Critiquing Mysticism and Pietism: Six Points (Bavinck)

Reformed Ethics: Created, Fallen, and Converted Humanity In his first volume of Reformed Ethics, Herman Bavinck spent quite some time discussing mysticism and pietism.  At the end of the section on mysticism and pietism, Bavinck wrote the following critique.  (For the record, I wish he would’ve expanded a bit on these points since they are helpful.)

However justified mysticism and Pietism were in their objection to rationalism and dead orthodoxy, both of which locate the seat of faith in the intellect, they are themselves also one-sided. Here are six points of critique:

1. Mysticism and Pietism put the seat of faith in feeling and thus do not embrace the fullness of our humanity. That which most affects and arouses feelings gets the emphasis.

2. This results in a denial of the faith’s objectivity—that is, the Word, the letter, the sacraments, the church, and even doctrine (e.g., satisfaction).

3. Another consequence is the formation of a pernicious group (club) mentality. The converted separate themselves, live apart, and leave family and world to fend for themselves. They are salt not within but alongside the world.

WHAT IS BEING ASKED: Copy the passage on Bavinck's critique of mysticism and Pietism above word for word, from its title to its last line. The data that follows comes from a separate source and has no connection to the passage above.

DATA SHOWN:
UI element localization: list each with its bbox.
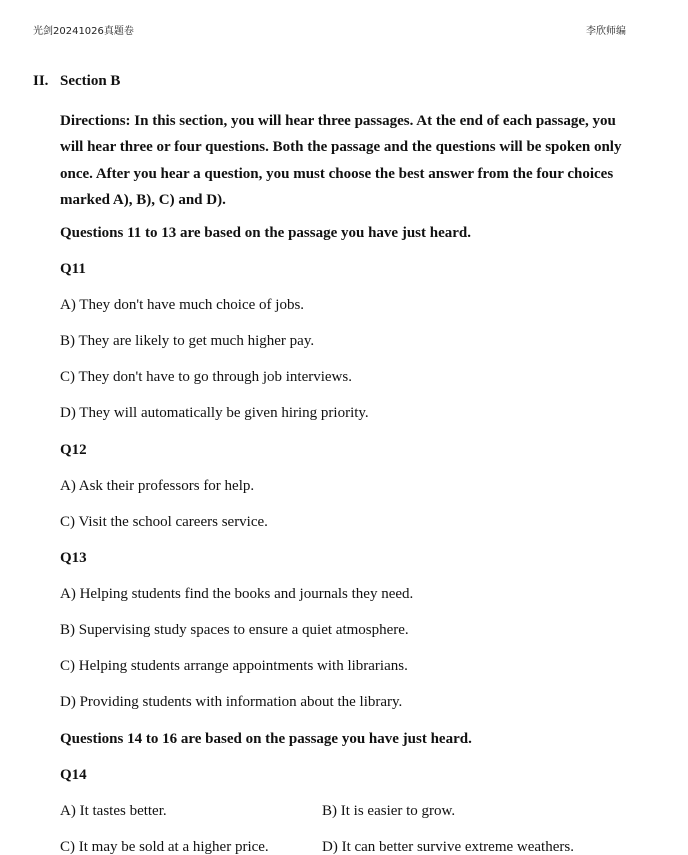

WRITTEN SOLUTION:
Critiquing Mysticism and Pietism: Six Points (Bavinck)

Reformed Ethics: Created, Fallen, and Converted Humanity In his first volume of Reformed Ethics, Herman Bavinck spent quite some time discussing mysticism and pietism.  At the end of the section on mysticism and pietism, Bavinck wrote the following critique.  (For the record, I wish he would’ve expanded a bit on these points since they are helpful.)

However justified mysticism and Pietism were in their objection to rationalism and dead orthodoxy, both of which locate the seat of faith in the intellect, they are themselves also one-sided. Here are six points of critique:

1. Mysticism and Pietism put the seat of faith in feeling and thus do not embrace the fullness of our humanity. That which most affects and arouses feelings gets the emphasis.

2. This results in a denial of the faith’s objectivity—that is, the Word, the letter, the sacraments, the church, and even doctrine (e.g., satisfaction).

3. Another consequence is the formation of a pernicious group (club) mentality. The converted separate themselves, live apart, and leave family and world to fend for themselves. They are salt not within but alongside the world.